--- What you are asked to do ---
Here are some records; return them all exactly.

--- Task material ---
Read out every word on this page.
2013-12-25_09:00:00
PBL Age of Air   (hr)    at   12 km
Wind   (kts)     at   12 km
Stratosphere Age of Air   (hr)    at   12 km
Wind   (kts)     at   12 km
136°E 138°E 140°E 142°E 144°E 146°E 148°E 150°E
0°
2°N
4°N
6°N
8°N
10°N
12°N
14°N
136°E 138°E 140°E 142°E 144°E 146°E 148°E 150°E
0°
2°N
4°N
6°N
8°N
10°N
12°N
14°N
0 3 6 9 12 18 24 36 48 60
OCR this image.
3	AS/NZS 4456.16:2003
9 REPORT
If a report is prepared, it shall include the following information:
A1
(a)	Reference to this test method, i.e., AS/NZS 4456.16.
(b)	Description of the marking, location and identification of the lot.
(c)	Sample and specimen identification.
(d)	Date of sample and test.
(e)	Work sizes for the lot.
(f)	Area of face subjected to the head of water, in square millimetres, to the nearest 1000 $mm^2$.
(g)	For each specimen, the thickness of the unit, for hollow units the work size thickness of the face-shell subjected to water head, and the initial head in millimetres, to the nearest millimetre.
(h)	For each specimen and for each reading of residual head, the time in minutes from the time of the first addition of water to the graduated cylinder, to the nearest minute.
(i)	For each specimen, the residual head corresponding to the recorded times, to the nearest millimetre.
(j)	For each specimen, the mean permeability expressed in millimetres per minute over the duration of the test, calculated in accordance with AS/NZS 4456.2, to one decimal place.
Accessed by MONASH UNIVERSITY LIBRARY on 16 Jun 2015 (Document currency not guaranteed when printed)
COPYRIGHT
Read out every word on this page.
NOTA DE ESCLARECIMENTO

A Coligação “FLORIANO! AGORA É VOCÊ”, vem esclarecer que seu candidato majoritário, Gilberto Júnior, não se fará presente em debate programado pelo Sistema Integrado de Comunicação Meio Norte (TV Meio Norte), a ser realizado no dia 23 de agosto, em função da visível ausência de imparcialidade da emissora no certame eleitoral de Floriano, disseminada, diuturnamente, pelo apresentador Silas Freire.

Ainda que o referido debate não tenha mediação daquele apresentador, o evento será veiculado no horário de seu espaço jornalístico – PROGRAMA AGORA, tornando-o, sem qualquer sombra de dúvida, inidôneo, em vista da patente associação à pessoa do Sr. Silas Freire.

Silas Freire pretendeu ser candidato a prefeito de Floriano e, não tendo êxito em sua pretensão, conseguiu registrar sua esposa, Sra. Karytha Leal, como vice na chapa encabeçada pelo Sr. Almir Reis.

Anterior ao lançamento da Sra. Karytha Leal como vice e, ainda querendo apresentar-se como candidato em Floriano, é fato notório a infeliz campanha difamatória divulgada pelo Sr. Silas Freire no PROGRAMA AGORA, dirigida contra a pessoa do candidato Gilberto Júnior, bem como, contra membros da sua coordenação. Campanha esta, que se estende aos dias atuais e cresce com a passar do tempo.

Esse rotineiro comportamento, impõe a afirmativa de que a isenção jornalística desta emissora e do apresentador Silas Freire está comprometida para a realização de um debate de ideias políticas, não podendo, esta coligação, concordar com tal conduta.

--- Written response ---
Read out every word on this page.
2013-12-25_09:00:00
PBL Age of Air   (hr)    at   12 km
Wind   (kts)     at   12 km
Stratosphere Age of Air   (hr)    at   12 km
Wind   (kts)     at   12 km
136°E 138°E 140°E 142°E 144°E 146°E 148°E 150°E
0°
2°N
4°N
6°N
8°N
10°N
12°N
14°N
136°E 138°E 140°E 142°E 144°E 146°E 148°E 150°E
0°
2°N
4°N
6°N
8°N
10°N
12°N
14°N
0 3 6 9 12 18 24 36 48 60
OCR this image.
3	AS/NZS 4456.16:2003
9 REPORT
If a report is prepared, it shall include the following information:
A1
(a)	Reference to this test method, i.e., AS/NZS 4456.16.
(b)	Description of the marking, location and identification of the lot.
(c)	Sample and specimen identification.
(d)	Date of sample and test.
(e)	Work sizes for the lot.
(f)	Area of face subjected to the head of water, in square millimetres, to the nearest 1000 $mm^2$.
(g)	For each specimen, the thickness of the unit, for hollow units the work size thickness of the face-shell subjected to water head, and the initial head in millimetres, to the nearest millimetre.
(h)	For each specimen and for each reading of residual head, the time in minutes from the time of the first addition of water to the graduated cylinder, to the nearest minute.
(i)	For each specimen, the residual head corresponding to the recorded times, to the nearest millimetre.
(j)	For each specimen, the mean permeability expressed in millimetres per minute over the duration of the test, calculated in accordance with AS/NZS 4456.2, to one decimal place.
Accessed by MONASH UNIVERSITY LIBRARY on 16 Jun 2015 (Document currency not guaranteed when printed)
COPYRIGHT
Read out every word on this page.
NOTA DE ESCLARECIMENTO

A Coligação “FLORIANO! AGORA É VOCÊ”, vem esclarecer que seu candidato majoritário, Gilberto Júnior, não se fará presente em debate programado pelo Sistema Integrado de Comunicação Meio Norte (TV Meio Norte), a ser realizado no dia 23 de agosto, em função da visível ausência de imparcialidade da emissora no certame eleitoral de Floriano, disseminada, diuturnamente, pelo apresentador Silas Freire.

Ainda que o referido debate não tenha mediação daquele apresentador, o evento será veiculado no horário de seu espaço jornalístico – PROGRAMA AGORA, tornando-o, sem qualquer sombra de dúvida, inidôneo, em vista da patente associação à pessoa do Sr. Silas Freire.

Silas Freire pretendeu ser candidato a prefeito de Floriano e, não tendo êxito em sua pretensão, conseguiu registrar sua esposa, Sra. Karytha Leal, como vice na chapa encabeçada pelo Sr. Almir Reis.

Anterior ao lançamento da Sra. Karytha Leal como vice e, ainda querendo apresentar-se como candidato em Floriano, é fato notório a infeliz campanha difamatória divulgada pelo Sr. Silas Freire no PROGRAMA AGORA, dirigida contra a pessoa do candidato Gilberto Júnior, bem como, contra membros da sua coordenação. Campanha esta, que se estende aos dias atuais e cresce com a passar do tempo.

Esse rotineiro comportamento, impõe a afirmativa de que a isenção jornalística desta emissora e do apresentador Silas Freire está comprometida para a realização de um debate de ideias políticas, não podendo, esta coligação, concordar com tal conduta.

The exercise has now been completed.